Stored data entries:
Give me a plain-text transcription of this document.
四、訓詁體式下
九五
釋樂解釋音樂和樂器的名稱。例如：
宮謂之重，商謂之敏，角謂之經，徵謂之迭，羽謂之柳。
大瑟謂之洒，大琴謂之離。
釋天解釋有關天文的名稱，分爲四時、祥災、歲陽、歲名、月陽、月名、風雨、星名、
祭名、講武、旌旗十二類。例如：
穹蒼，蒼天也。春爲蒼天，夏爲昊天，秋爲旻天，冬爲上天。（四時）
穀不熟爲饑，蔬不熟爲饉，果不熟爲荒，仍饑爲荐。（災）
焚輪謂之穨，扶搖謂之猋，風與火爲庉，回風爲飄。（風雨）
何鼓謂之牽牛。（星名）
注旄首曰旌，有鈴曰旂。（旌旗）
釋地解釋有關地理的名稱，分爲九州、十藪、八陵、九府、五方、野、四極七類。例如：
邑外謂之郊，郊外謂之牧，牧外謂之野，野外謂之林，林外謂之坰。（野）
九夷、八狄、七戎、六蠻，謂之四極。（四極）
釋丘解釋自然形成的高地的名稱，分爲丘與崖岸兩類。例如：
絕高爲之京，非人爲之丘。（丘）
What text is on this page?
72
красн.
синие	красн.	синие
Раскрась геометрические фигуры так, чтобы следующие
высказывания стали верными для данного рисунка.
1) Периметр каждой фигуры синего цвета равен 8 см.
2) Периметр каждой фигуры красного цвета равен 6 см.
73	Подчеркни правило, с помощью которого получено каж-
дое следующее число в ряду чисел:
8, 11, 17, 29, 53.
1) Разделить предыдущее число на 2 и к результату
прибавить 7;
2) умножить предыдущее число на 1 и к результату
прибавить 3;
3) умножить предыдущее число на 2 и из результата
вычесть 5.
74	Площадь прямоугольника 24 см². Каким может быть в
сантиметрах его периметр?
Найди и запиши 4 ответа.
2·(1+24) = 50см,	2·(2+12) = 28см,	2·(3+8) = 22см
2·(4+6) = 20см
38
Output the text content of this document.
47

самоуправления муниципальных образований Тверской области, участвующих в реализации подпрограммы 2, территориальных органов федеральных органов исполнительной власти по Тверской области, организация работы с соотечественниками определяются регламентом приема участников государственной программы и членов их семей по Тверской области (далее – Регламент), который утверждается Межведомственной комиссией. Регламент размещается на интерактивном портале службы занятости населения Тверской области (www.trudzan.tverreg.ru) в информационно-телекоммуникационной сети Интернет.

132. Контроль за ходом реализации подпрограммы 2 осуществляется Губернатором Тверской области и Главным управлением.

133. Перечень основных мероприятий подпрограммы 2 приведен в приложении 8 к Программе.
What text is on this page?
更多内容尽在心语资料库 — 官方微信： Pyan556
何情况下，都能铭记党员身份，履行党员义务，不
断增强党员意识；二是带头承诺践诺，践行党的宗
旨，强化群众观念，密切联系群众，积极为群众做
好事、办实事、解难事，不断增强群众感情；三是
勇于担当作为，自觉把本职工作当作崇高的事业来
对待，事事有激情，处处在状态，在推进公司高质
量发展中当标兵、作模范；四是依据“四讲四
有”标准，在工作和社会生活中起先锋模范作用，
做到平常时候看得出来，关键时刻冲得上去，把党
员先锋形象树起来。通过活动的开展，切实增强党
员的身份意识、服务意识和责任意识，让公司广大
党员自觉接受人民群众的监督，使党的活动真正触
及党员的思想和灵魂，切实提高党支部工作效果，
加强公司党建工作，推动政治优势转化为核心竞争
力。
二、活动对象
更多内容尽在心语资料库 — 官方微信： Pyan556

*Stated problem:* List the lines of the records where "цвета" occurs.

*Result:*
1) Периметр каждой фигуры синего цвета равен 8 см.
2) Периметр каждой фигуры красного цвета равен 6 см.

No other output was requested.